EXTRACT
+ + + + + + +

As we become a more technologically evolved society, our reliance on data increases. E-Mail, web access, electronic documents, bank accounts, you name it. The loss of any one of these can have devastating consequences, from loss of productivity, to loss of home, health, or even, in extreme cases, life.
Unfortunately, I get to experience this first hand. At the beginning of the week, there was a failure on the shared system I access at work. Initially it seemed this was merely a permissions issue, we had just lost access to the files for a short time. However, as time passed, we learned that the reality of the situation was much worse.
Like most companies, we rely heavily on shared drive access for collaboration and storage. Of course, this means that the majority of our daily work exists on those shared drives, making them pretty important. Someone noticed this at some point and decided that it was a really good idea to back them up on a regular basis. Awesome, so we’re covered, right? Well, yeah.. sort of, but not really.
Backups are a wonderful invention. They ensure that you don’t lose any data in the event of a critical failure. Or, at the very least, they minimize the amount of data you lose.. Backups don’t run on a constant basis, so there’s always some lag time in there… But, regardless, they do keep fairly up-to-date records of what was on the drive.
To make matters even better, we have a procedure for backups which includes keeping them off-site. Off-site storage ensures that we have backups in the event of something like a fire or a flood. This usually means there’s a bit of time between a failure and a restore because someone has to go get those backups, but that’s ok, it’s all in the name of disaster recovery.
So here we are with a physical drive failure on our shared drive. Well, that’s not so bad, you’d think, it’s a RAID array, right? Well, no. Apparently not. Why don’t we use RAID arrays? Not a clue, but it doesn’t much matter right now, all my work from that past year is inaccessible. What am I supposed to do for today?
No big deal, I’ll work on some little projects that don’t need shared drive access, and they’ll fix the drive and restore our files. Should only take a few hours, it’ll be finished by tomorrow. Boy, was I wrong…
Tomorrow comes and goes, as does the next day, and the next. Little details leak out as time goes on. First we have a snafu with the wrong backup tapes being retrieved. Easily fixed, they go get the correct ones. Next, we receive reports of intermittent corruption of files, but it’s nothing to worry about, it’s only a few files here and there. Of course, we still have no access to anything, so we can’t verify any of these reports. Finally, they determine that the access permissions were corrupted and they need to fix them. Once completed, we re-gain access to our files.
A full work week passes before we finally have drive access back. Things should go back to normal now, we’ll just get on with our day-to-day business. *click* Hrm.. Can’t open the file, it’s corrupt. Oh well, I’ll just have to re-write that one.. It’s ok though, the corruption was limited. *click* That’s interesting.. all the files in this directory are missing.. Maybe they forgot to restore that directory.. I’ll have to let them know… *click* Another corrupt file… Man, my work is piling up…
Dozens of clicks later, the full reality hits me… I have lost hundred of hours of work. Poof, gone. Maybe, just maybe, they can do something to restore it, but I don’t hold much hope… How could something like this happen? How could I just lose all of that work? We had backups! We stored them off-site!

+ + + + + + +

DATA BLOCK
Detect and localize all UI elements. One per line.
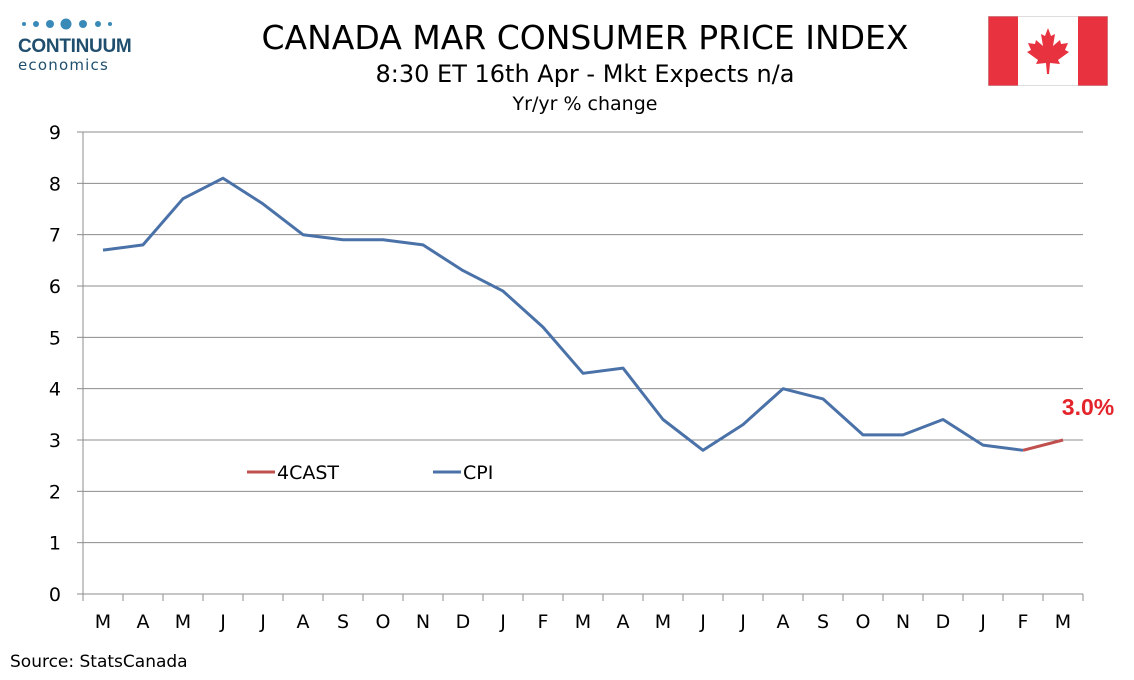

+ + + + + + +

TASK OBJECTIVE
Answer these from the post about the shared drive failure:
(a) Where does the backup procedure say the backups are kept?
(b) What was the first problem with the backup tapes?
(c) How long did it take to get drive access back?

EXERCISE RESULT
(a) Off-site.
(b) The wrong backup tapes were retrieved.
(c) A full work week.